§ **WORK INSTRUCTIONS**
Report every line in the listing below where the string "sports" shows up.

---- TASK DATA

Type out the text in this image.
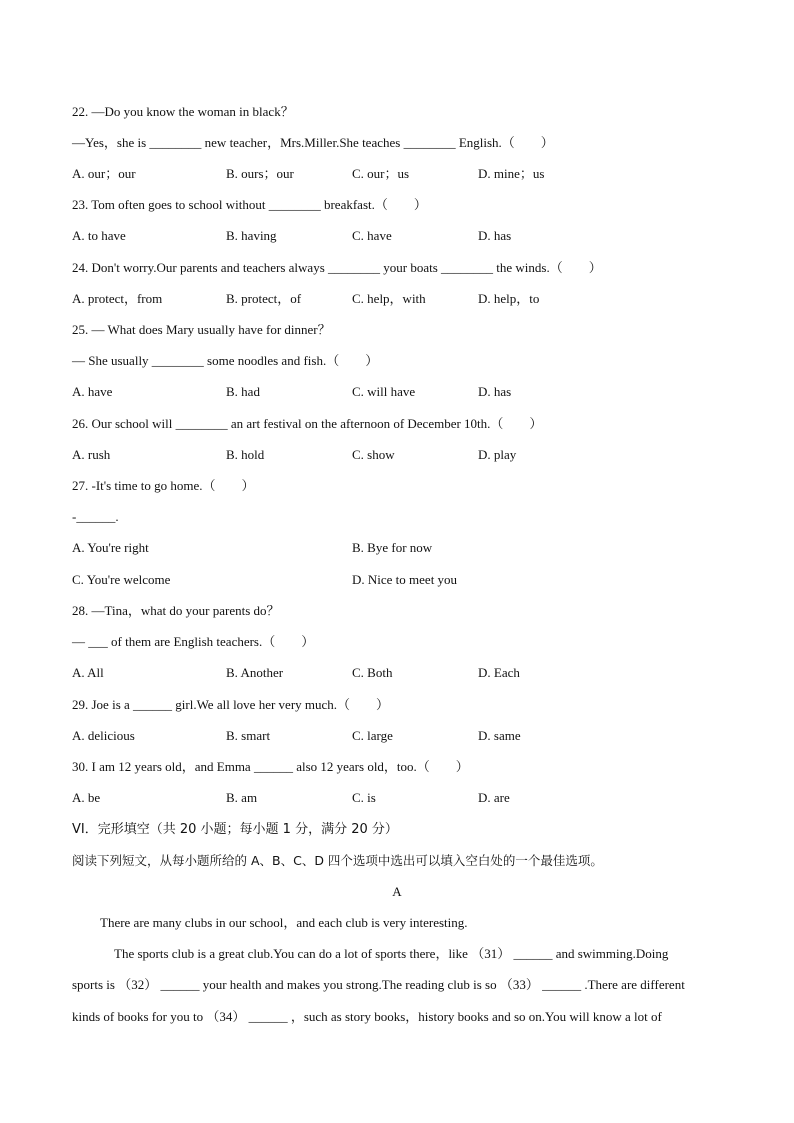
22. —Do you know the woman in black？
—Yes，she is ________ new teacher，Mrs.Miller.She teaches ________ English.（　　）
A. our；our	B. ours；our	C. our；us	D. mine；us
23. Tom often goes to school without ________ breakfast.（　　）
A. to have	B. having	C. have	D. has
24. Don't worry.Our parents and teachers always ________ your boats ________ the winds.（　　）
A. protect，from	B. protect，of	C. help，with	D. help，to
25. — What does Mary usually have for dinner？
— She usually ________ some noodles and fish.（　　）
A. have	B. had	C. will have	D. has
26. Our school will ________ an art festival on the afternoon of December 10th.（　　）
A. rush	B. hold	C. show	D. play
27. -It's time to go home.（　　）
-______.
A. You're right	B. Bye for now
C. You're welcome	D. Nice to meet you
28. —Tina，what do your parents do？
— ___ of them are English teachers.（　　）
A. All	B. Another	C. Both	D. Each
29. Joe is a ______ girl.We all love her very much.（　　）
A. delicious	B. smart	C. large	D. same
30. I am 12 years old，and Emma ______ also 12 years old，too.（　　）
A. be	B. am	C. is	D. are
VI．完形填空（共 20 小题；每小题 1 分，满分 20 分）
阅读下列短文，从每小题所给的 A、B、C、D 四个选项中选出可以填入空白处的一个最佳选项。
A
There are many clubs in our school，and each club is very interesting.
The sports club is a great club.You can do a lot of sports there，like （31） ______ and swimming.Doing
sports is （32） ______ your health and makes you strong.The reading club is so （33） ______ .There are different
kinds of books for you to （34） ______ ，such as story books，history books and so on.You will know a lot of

--------
---- TASK DATA

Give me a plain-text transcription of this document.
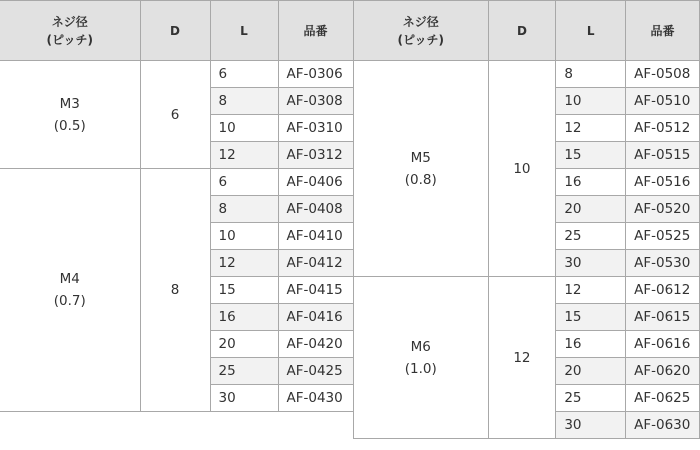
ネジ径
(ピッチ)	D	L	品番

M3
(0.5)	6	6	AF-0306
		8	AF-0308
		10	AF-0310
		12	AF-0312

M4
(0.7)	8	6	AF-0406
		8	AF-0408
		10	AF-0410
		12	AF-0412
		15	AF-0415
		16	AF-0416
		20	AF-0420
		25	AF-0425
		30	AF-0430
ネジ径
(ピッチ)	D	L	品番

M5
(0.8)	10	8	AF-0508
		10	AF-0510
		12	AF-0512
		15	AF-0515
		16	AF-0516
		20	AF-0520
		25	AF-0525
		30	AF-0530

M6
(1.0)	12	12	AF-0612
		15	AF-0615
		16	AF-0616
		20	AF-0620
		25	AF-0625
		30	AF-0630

--------

§ **EXERCISE RESULT**
The sports club is a great club.You can do a lot of sports there，like （31） ______ and swimming.Doing
sports is （32） ______ your health and makes you strong.The reading club is so （33） ______ .There are different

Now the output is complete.